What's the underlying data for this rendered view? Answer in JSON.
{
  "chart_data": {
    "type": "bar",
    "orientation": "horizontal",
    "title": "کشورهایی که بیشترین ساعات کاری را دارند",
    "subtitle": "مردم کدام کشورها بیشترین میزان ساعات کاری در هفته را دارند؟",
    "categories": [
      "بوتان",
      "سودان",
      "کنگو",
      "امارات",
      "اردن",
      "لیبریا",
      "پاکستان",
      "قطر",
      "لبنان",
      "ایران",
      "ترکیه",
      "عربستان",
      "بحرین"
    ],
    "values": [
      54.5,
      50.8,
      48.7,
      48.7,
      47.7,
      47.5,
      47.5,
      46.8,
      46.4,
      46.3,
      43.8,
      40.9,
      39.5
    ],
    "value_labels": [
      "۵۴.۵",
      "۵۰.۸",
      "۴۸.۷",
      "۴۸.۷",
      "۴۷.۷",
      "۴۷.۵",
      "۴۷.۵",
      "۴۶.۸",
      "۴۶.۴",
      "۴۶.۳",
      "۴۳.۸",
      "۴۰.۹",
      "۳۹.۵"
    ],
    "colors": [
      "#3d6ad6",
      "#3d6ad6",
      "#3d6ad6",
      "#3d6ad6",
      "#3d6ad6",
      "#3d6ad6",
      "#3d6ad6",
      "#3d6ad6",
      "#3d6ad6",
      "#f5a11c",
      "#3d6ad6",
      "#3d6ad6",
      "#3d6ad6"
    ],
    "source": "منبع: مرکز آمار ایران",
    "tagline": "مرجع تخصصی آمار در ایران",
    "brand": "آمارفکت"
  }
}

= = = = = = =

_Problem to work on_: Find the word "ایران" and list each line it appears in.

_Task solution_:
      "ایران",
    "source": "منبع: مرکز آمار ایران",
    "tagline": "مرجع تخصصی آمار در ایران",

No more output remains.